(Given request):
Quote all of the data that follows exactly as written, skipping the images.

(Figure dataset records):
####################

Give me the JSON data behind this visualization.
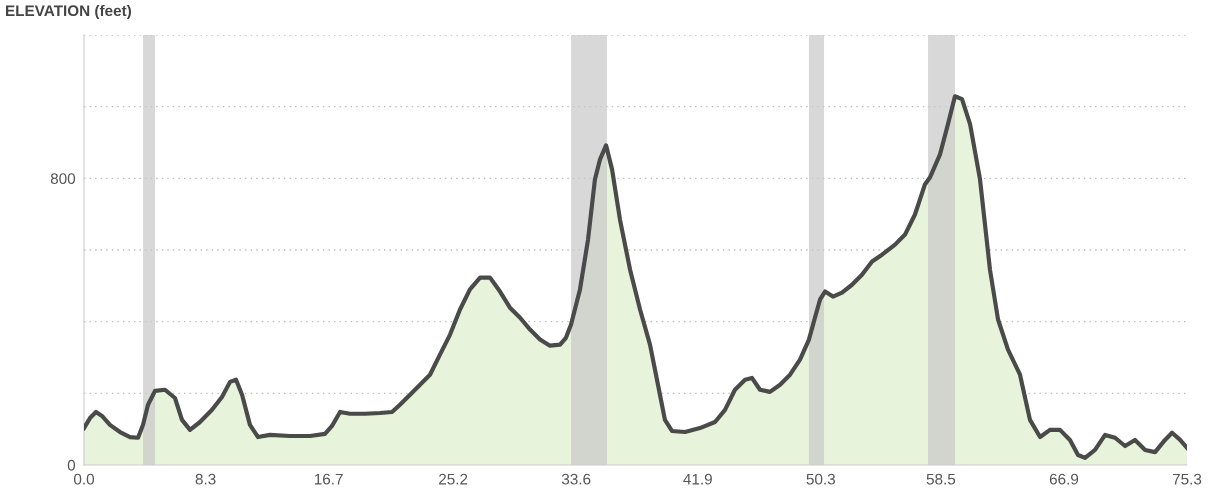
{
  "chart_data": {
    "type": "area",
    "title": "ELEVATION (feet)",
    "x": [
      0,
      0.41,
      0.82,
      1.23,
      1.77,
      2.46,
      3.14,
      3.69,
      4.03,
      4.37,
      4.85,
      5.53,
      6.21,
      6.69,
      7.24,
      7.92,
      8.74,
      9.42,
      9.97,
      10.38,
      10.79,
      11.33,
      11.88,
      12.7,
      14.06,
      15.43,
      16.45,
      16.93,
      17.48,
      18.16,
      19.18,
      20.21,
      21.03,
      21.57,
      22.26,
      22.94,
      23.62,
      24.3,
      24.99,
      25.67,
      26.35,
      27.04,
      27.72,
      28.4,
      29.08,
      29.77,
      30.45,
      31.13,
      31.81,
      32.5,
      32.9,
      33.25,
      33.86,
      34.41,
      34.88,
      35.23,
      35.64,
      36.05,
      36.59,
      37.28,
      37.96,
      38.64,
      39.32,
      39.66,
      40.14,
      41.03,
      42.05,
      43.08,
      43.76,
      44.44,
      45.13,
      45.6,
      46.15,
      46.83,
      47.52,
      48.2,
      48.88,
      49.49,
      49.9,
      50.25,
      50.59,
      51.13,
      51.75,
      52.43,
      53.11,
      53.8,
      54.48,
      55.37,
      56.05,
      56.73,
      57.41,
      57.76,
      58.44,
      58.98,
      59.46,
      59.94,
      60.49,
      61.17,
      61.85,
      62.4,
      63.08,
      63.9,
      64.58,
      65.27,
      65.95,
      66.63,
      67.31,
      67.86,
      68.34,
      69.02,
      69.71,
      70.39,
      71.07,
      71.75,
      72.44,
      73.12,
      73.8,
      74.28,
      74.83,
      75.3
    ],
    "series": [
      {
        "color": "#4a4a4a",
        "values": [
          103,
          131,
          148,
          137,
          112,
          92,
          78,
          76,
          112,
          168,
          207,
          210,
          187,
          126,
          98,
          120,
          154,
          190,
          232,
          238,
          196,
          112,
          78,
          84,
          81,
          81,
          87,
          109,
          148,
          143,
          143,
          145,
          148,
          168,
          196,
          224,
          252,
          308,
          364,
          434,
          490,
          523,
          523,
          484,
          439,
          411,
          378,
          350,
          333,
          336,
          355,
          392,
          490,
          629,
          797,
          853,
          892,
          825,
          685,
          545,
          434,
          336,
          196,
          126,
          95,
          92,
          103,
          120,
          154,
          210,
          238,
          243,
          210,
          204,
          224,
          252,
          294,
          350,
          411,
          462,
          484,
          470,
          481,
          503,
          531,
          568,
          587,
          615,
          643,
          699,
          783,
          803,
          867,
          951,
          1029,
          1021,
          951,
          797,
          545,
          406,
          322,
          252,
          126,
          78,
          98,
          98,
          70,
          28,
          20,
          42,
          84,
          76,
          53,
          70,
          42,
          36,
          70,
          90,
          70,
          48
        ]
      }
    ],
    "xlim": [
      0,
      75.3
    ],
    "ylim": [
      0,
      1200
    ],
    "xticks": [
      {
        "value": 0,
        "label": "0.0"
      },
      8.3,
      16.7,
      25.2,
      33.6,
      41.9,
      50.3,
      58.5,
      66.9,
      75.3
    ],
    "yticks": [
      0,
      {
        "value": 200,
        "label": null
      },
      {
        "value": 400,
        "label": null
      },
      {
        "value": 600,
        "label": null
      },
      800,
      {
        "value": 1000,
        "label": null
      },
      {
        "value": 1200,
        "label": null
      }
    ],
    "bands": [
      {
        "axis": "x",
        "from": 4.03,
        "to": 4.85,
        "color": "#c8c8c8"
      },
      {
        "axis": "x",
        "from": 33.25,
        "to": 35.7,
        "color": "#c8c8c8"
      },
      {
        "axis": "x",
        "from": 49.49,
        "to": 50.52,
        "color": "#c8c8c8"
      },
      {
        "axis": "x",
        "from": 57.62,
        "to": 59.46,
        "color": "#c8c8c8"
      }
    ],
    "grid": "y",
    "line_style": "solid"
  }
}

####################

(Result below):
Give me the JSON data behind this visualization.
{
  "chart_data": {
    "type": "area",
    "title": "ELEVATION (feet)",
    "x": [
      0,
      0.41,
      0.82,
      1.23,
      1.77,
      2.46,
      3.14,
      3.69,
      4.03,
      4.37,
      4.85,
      5.53,
      6.21,
      6.69,
      7.24,
      7.92,
      8.74,
      9.42,
      9.97,
      10.38,
      10.79,
      11.33,
      11.88,
      12.7,
      14.06,
      15.43,
      16.45,
      16.93,
      17.48,
      18.16,
      19.18,
      20.21,
      21.03,
      21.57,
      22.26,
      22.94,
      23.62,
      24.3,
      24.99,
      25.67,
      26.35,
      27.04,
      27.72,
      28.4,
      29.08,
      29.77,
      30.45,
      31.13,
      31.81,
      32.5,
      32.9,
      33.25,
      33.86,
      34.41,
      34.88,
      35.23,
      35.64,
      36.05,
      36.59,
      37.28,
      37.96,
      38.64,
      39.32,
      39.66,
      40.14,
      41.03,
      42.05,
      43.08,
      43.76,
      44.44,
      45.13,
      45.6,
      46.15,
      46.83,
      47.52,
      48.2,
      48.88,
      49.49,
      49.9,
      50.25,
      50.59,
      51.13,
      51.75,
      52.43,
      53.11,
      53.8,
      54.48,
      55.37,
      56.05,
      56.73,
      57.41,
      57.76,
      58.44,
      58.98,
      59.46,
      59.94,
      60.49,
      61.17,
      61.85,
      62.4,
      63.08,
      63.9,
      64.58,
      65.27,
      65.95,
      66.63,
      67.31,
      67.86,
      68.34,
      69.02,
      69.71,
      70.39,
      71.07,
      71.75,
      72.44,
      73.12,
      73.8,
      74.28,
      74.83,
      75.3
    ],
    "series": [
      {
        "color": "#4a4a4a",
        "values": [
          103,
          131,
          148,
          137,
          112,
          92,
          78,
          76,
          112,
          168,
          207,
          210,
          187,
          126,
          98,
          120,
          154,
          190,
          232,
          238,
          196,
          112,
          78,
          84,
          81,
          81,
          87,
          109,
          148,
          143,
          143,
          145,
          148,
          168,
          196,
          224,
          252,
          308,
          364,
          434,
          490,
          523,
          523,
          484,
          439,
          411,
          378,
          350,
          333,
          336,
          355,
          392,
          490,
          629,
          797,
          853,
          892,
          825,
          685,
          545,
          434,
          336,
          196,
          126,
          95,
          92,
          103,
          120,
          154,
          210,
          238,
          243,
          210,
          204,
          224,
          252,
          294,
          350,
          411,
          462,
          484,
          470,
          481,
          503,
          531,
          568,
          587,
          615,
          643,
          699,
          783,
          803,
          867,
          951,
          1029,
          1021,
          951,
          797,
          545,
          406,
          322,
          252,
          126,
          78,
          98,
          98,
          70,
          28,
          20,
          42,
          84,
          76,
          53,
          70,
          42,
          36,
          70,
          90,
          70,
          48
        ]
      }
    ],
    "xlim": [
      0,
      75.3
    ],
    "ylim": [
      0,
      1200
    ],
    "xticks": [
      {
        "value": 0,
        "label": "0.0"
      },
      8.3,
      16.7,
      25.2,
      33.6,
      41.9,
      50.3,
      58.5,
      66.9,
      75.3
    ],
    "yticks": [
      0,
      {
        "value": 200,
        "label": null
      },
      {
        "value": 400,
        "label": null
      },
      {
        "value": 600,
        "label": null
      },
      800,
      {
        "value": 1000,
        "label": null
      },
      {
        "value": 1200,
        "label": null
      }
    ],
    "bands": [
      {
        "axis": "x",
        "from": 4.03,
        "to": 4.85,
        "color": "#c8c8c8"
      },
      {
        "axis": "x",
        "from": 33.25,
        "to": 35.7,
        "color": "#c8c8c8"
      },
      {
        "axis": "x",
        "from": 49.49,
        "to": 50.52,
        "color": "#c8c8c8"
      },
      {
        "axis": "x",
        "from": 57.62,
        "to": 59.46,
        "color": "#c8c8c8"
      }
    ],
    "grid": "y",
    "line_style": "solid"
  }
}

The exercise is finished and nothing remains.